====== DATA RECORDS ======
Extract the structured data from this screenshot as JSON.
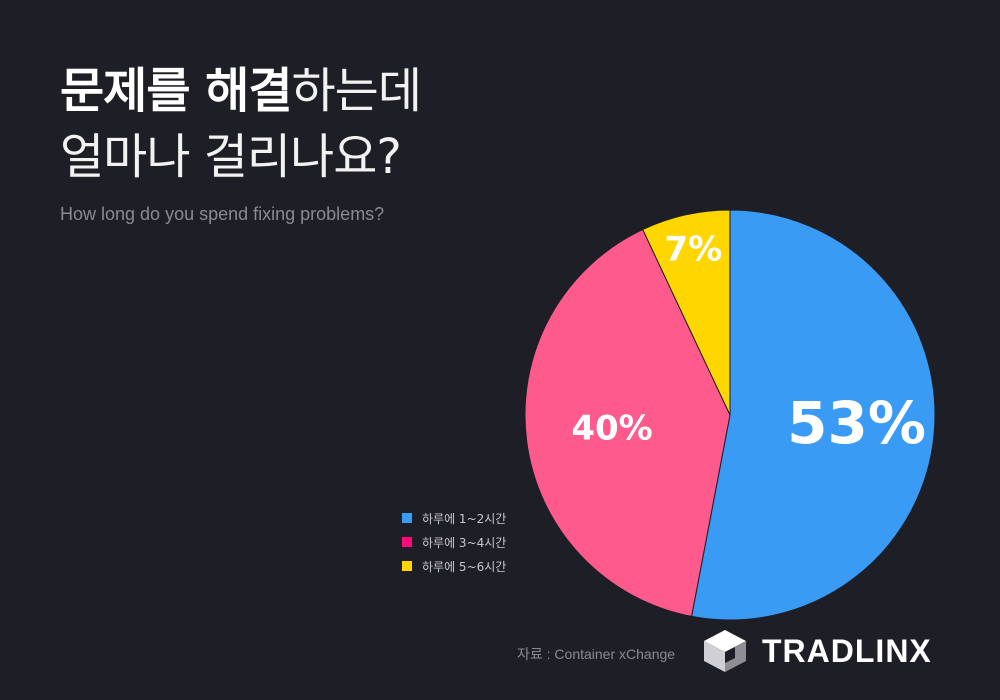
{
  "title": {
    "line1_bold": "문제를 해결",
    "line1_light": "하는데",
    "line2": "얼마나 걸리나요?"
  },
  "subtitle": "How long do you spend fixing problems?",
  "source": "자료 : Container xChange",
  "brand": {
    "name": "TRADLINX",
    "icon": "cube-logo-icon"
  },
  "chart_data": {
    "type": "pie",
    "title": "",
    "legend_position": "bottom-left",
    "slices": [
      {
        "label": "하루에 1~2시간",
        "value": 53,
        "display": "53%",
        "color": "#3a9bf5"
      },
      {
        "label": "하루에 3~4시간",
        "value": 40,
        "display": "40%",
        "color": "#ff5a8c"
      },
      {
        "label": "하루에 5~6시간",
        "value": 7,
        "display": "7%",
        "color": "#ffd600"
      }
    ],
    "legend_swatch_colors": [
      "#3a9bf5",
      "#ff0a78",
      "#ffd600"
    ]
  }
}
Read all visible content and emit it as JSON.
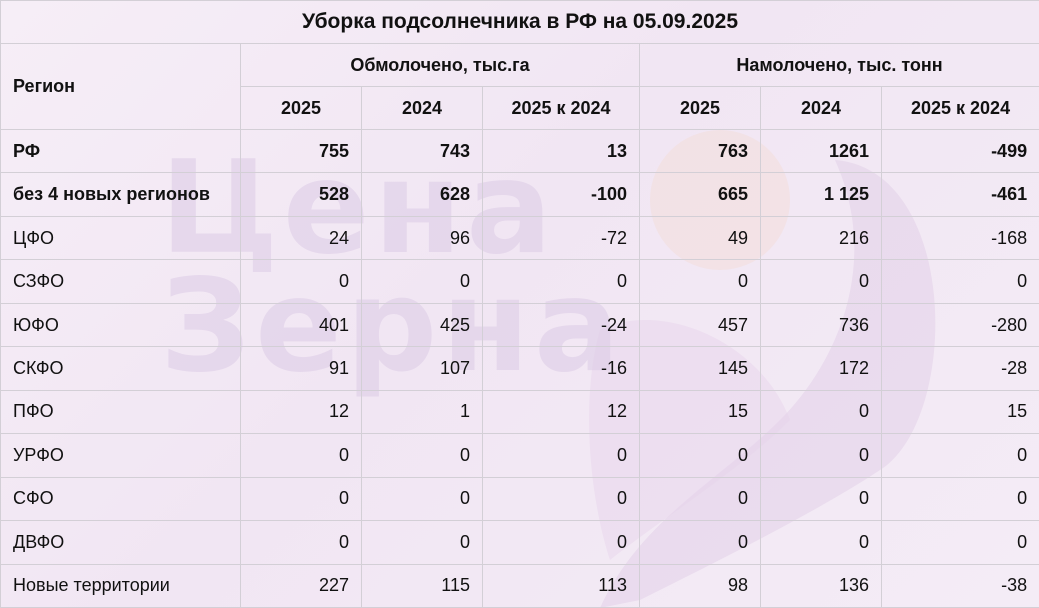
{
  "title": "Уборка подсолнечника в РФ на 05.09.2025",
  "watermark": {
    "line1": "Цена",
    "line2": "Зерна"
  },
  "header": {
    "region_label": "Регион",
    "group1": "Обмолочено, тыс.га",
    "group2": "Намолочено, тыс. тонн",
    "columns": [
      "2025",
      "2024",
      "2025 к 2024",
      "2025",
      "2024",
      "2025 к 2024"
    ]
  },
  "rows": [
    {
      "name": "РФ",
      "bold": true,
      "values": [
        "755",
        "743",
        "13",
        "763",
        "1261",
        "-499"
      ]
    },
    {
      "name": "без 4 новых регионов",
      "bold": true,
      "values": [
        "528",
        "628",
        "-100",
        "665",
        "1 125",
        "-461"
      ]
    },
    {
      "name": "ЦФО",
      "bold": false,
      "values": [
        "24",
        "96",
        "-72",
        "49",
        "216",
        "-168"
      ]
    },
    {
      "name": "СЗФО",
      "bold": false,
      "values": [
        "0",
        "0",
        "0",
        "0",
        "0",
        "0"
      ]
    },
    {
      "name": "ЮФО",
      "bold": false,
      "values": [
        "401",
        "425",
        "-24",
        "457",
        "736",
        "-280"
      ]
    },
    {
      "name": "СКФО",
      "bold": false,
      "values": [
        "91",
        "107",
        "-16",
        "145",
        "172",
        "-28"
      ]
    },
    {
      "name": "ПФО",
      "bold": false,
      "values": [
        "12",
        "1",
        "12",
        "15",
        "0",
        "15"
      ]
    },
    {
      "name": "УРФО",
      "bold": false,
      "values": [
        "0",
        "0",
        "0",
        "0",
        "0",
        "0"
      ]
    },
    {
      "name": "СФО",
      "bold": false,
      "values": [
        "0",
        "0",
        "0",
        "0",
        "0",
        "0"
      ]
    },
    {
      "name": "ДВФО",
      "bold": false,
      "values": [
        "0",
        "0",
        "0",
        "0",
        "0",
        "0"
      ]
    },
    {
      "name": "Новые территории",
      "bold": false,
      "values": [
        "227",
        "115",
        "113",
        "98",
        "136",
        "-38"
      ]
    }
  ]
}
======
◆ AIM OF THE TASK ◆
Reproduce the data word for word, excluding its pictures.

◆ RESPONSE TO THE EXERCISE ◆
Extract the structured data from this screenshot as JSON.
{
  "title": {
    "line1_bold": "문제를 해결",
    "line1_light": "하는데",
    "line2": "얼마나 걸리나요?"
  },
  "subtitle": "How long do you spend fixing problems?",
  "source": "자료 : Container xChange",
  "brand": {
    "name": "TRADLINX",
    "icon": "cube-logo-icon"
  },
  "chart_data": {
    "type": "pie",
    "title": "",
    "legend_position": "bottom-left",
    "slices": [
      {
        "label": "하루에 1~2시간",
        "value": 53,
        "display": "53%",
        "color": "#3a9bf5"
      },
      {
        "label": "하루에 3~4시간",
        "value": 40,
        "display": "40%",
        "color": "#ff5a8c"
      },
      {
        "label": "하루에 5~6시간",
        "value": 7,
        "display": "7%",
        "color": "#ffd600"
      }
    ],
    "legend_swatch_colors": [
      "#3a9bf5",
      "#ff0a78",
      "#ffd600"
    ]
  }
}
Read all visible content and emit it as JSON.
{
  "title": "Уборка подсолнечника в РФ на 05.09.2025",
  "watermark": {
    "line1": "Цена",
    "line2": "Зерна"
  },
  "header": {
    "region_label": "Регион",
    "group1": "Обмолочено, тыс.га",
    "group2": "Намолочено, тыс. тонн",
    "columns": [
      "2025",
      "2024",
      "2025 к 2024",
      "2025",
      "2024",
      "2025 к 2024"
    ]
  },
  "rows": [
    {
      "name": "РФ",
      "bold": true,
      "values": [
        "755",
        "743",
        "13",
        "763",
        "1261",
        "-499"
      ]
    },
    {
      "name": "без 4 новых регионов",
      "bold": true,
      "values": [
        "528",
        "628",
        "-100",
        "665",
        "1 125",
        "-461"
      ]
    },
    {
      "name": "ЦФО",
      "bold": false,
      "values": [
        "24",
        "96",
        "-72",
        "49",
        "216",
        "-168"
      ]
    },
    {
      "name": "СЗФО",
      "bold": false,
      "values": [
        "0",
        "0",
        "0",
        "0",
        "0",
        "0"
      ]
    },
    {
      "name": "ЮФО",
      "bold": false,
      "values": [
        "401",
        "425",
        "-24",
        "457",
        "736",
        "-280"
      ]
    },
    {
      "name": "СКФО",
      "bold": false,
      "values": [
        "91",
        "107",
        "-16",
        "145",
        "172",
        "-28"
      ]
    },
    {
      "name": "ПФО",
      "bold": false,
      "values": [
        "12",
        "1",
        "12",
        "15",
        "0",
        "15"
      ]
    },
    {
      "name": "УРФО",
      "bold": false,
      "values": [
        "0",
        "0",
        "0",
        "0",
        "0",
        "0"
      ]
    },
    {
      "name": "СФО",
      "bold": false,
      "values": [
        "0",
        "0",
        "0",
        "0",
        "0",
        "0"
      ]
    },
    {
      "name": "ДВФО",
      "bold": false,
      "values": [
        "0",
        "0",
        "0",
        "0",
        "0",
        "0"
      ]
    },
    {
      "name": "Новые территории",
      "bold": false,
      "values": [
        "227",
        "115",
        "113",
        "98",
        "136",
        "-38"
      ]
    }
  ]
}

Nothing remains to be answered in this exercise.